-- Start --

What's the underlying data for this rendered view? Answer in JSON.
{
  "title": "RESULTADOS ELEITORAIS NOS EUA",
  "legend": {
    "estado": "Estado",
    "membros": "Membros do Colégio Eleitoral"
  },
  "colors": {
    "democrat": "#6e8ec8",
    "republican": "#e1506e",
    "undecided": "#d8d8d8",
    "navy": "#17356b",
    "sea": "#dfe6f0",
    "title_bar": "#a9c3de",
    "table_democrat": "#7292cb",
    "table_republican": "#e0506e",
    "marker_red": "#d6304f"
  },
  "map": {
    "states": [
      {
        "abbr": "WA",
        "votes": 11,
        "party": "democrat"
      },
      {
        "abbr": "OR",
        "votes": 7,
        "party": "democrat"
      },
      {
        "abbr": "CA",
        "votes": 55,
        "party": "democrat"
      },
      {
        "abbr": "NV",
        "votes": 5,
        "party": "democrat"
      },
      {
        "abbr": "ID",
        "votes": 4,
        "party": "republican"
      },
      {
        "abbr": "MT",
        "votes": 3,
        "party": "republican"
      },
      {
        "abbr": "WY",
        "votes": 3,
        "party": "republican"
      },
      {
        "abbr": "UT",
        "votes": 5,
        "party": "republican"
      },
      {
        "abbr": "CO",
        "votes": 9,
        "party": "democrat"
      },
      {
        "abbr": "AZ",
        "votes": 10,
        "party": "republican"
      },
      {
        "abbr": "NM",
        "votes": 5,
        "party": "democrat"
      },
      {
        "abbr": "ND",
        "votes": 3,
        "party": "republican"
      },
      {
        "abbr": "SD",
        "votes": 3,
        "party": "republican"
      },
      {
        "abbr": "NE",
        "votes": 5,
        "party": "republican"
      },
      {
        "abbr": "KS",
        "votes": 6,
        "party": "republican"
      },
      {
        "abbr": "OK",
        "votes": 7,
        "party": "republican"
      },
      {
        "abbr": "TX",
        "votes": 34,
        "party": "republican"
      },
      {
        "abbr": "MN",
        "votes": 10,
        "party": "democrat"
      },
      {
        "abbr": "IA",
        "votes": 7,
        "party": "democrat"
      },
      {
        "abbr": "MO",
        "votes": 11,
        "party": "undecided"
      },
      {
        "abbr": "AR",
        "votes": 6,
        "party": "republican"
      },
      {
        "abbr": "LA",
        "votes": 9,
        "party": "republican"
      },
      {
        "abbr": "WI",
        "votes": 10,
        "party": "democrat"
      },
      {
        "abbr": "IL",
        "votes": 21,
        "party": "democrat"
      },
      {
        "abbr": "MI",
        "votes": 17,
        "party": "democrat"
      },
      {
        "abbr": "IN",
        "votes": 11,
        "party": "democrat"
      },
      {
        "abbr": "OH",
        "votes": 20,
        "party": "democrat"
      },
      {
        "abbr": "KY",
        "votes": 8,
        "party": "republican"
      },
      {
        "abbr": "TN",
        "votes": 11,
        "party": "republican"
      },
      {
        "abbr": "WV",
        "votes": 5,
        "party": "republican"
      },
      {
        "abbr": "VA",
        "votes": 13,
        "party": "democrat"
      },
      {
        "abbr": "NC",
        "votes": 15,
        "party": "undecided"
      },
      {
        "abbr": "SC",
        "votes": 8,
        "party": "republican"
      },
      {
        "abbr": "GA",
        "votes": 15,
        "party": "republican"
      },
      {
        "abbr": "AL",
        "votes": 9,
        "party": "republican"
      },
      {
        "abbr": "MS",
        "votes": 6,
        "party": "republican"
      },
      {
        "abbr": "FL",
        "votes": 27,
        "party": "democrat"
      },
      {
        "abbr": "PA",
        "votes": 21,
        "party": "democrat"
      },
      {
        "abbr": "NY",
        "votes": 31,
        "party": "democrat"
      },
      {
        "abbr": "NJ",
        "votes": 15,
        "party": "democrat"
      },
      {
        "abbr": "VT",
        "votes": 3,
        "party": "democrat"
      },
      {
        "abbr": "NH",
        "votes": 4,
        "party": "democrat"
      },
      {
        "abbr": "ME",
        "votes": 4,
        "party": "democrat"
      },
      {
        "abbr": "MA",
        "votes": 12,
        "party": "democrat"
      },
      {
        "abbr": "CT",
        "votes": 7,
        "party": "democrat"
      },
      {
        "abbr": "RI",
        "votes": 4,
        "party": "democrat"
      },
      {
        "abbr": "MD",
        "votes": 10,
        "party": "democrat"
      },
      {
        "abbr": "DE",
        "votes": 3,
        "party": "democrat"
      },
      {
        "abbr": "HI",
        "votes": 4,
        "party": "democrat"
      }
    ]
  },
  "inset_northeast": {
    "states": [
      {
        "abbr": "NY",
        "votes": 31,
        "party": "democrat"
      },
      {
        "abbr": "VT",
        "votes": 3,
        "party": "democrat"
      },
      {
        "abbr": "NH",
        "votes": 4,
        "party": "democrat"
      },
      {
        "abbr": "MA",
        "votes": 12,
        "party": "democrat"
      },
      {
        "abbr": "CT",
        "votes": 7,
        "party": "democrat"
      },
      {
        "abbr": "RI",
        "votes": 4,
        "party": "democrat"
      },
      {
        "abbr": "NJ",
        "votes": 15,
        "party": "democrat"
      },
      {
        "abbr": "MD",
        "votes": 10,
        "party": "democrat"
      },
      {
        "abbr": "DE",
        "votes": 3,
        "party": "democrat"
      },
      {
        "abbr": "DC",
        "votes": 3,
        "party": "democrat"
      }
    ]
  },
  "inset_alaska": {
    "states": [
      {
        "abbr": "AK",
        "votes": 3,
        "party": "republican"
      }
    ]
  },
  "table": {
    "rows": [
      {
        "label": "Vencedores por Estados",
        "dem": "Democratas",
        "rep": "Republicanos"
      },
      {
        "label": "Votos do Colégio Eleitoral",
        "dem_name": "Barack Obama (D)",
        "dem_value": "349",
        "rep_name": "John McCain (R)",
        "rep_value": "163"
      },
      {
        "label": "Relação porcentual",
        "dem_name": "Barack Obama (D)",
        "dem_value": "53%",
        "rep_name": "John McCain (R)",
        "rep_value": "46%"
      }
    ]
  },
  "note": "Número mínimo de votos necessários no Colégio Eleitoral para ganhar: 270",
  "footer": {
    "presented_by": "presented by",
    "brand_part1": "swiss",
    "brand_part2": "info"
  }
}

-- End --
-- Start --

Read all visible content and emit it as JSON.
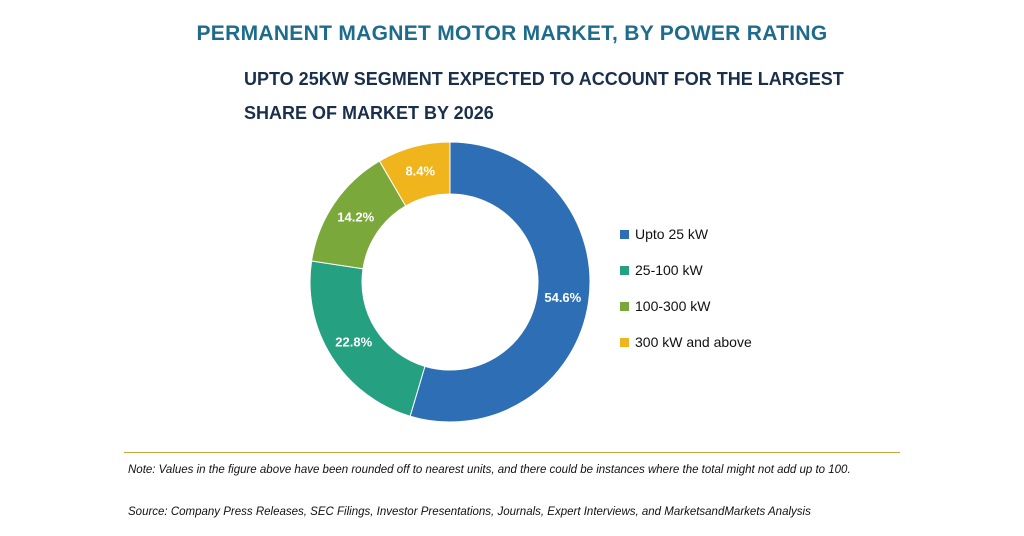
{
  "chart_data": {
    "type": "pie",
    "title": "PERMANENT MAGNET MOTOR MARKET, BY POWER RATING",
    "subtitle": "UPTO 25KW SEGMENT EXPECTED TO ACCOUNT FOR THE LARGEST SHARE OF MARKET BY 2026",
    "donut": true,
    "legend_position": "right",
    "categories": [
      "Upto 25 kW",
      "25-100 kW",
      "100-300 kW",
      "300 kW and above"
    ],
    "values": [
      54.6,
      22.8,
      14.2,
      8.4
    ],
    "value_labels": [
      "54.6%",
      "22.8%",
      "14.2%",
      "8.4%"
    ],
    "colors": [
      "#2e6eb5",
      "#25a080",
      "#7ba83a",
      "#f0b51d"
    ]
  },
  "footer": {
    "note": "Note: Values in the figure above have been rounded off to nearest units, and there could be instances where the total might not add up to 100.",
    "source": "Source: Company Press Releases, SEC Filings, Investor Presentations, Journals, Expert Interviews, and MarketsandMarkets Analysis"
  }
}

-- End --

What to work on:
Out of the material above, select every line that holds the string "Colégio".

Correct response:
    "membros": "Membros do Colégio Eleitoral"
        "label": "Votos do Colégio Eleitoral",
  "note": "Número mínimo de votos necessários no Colégio Eleitoral para ganhar: 270",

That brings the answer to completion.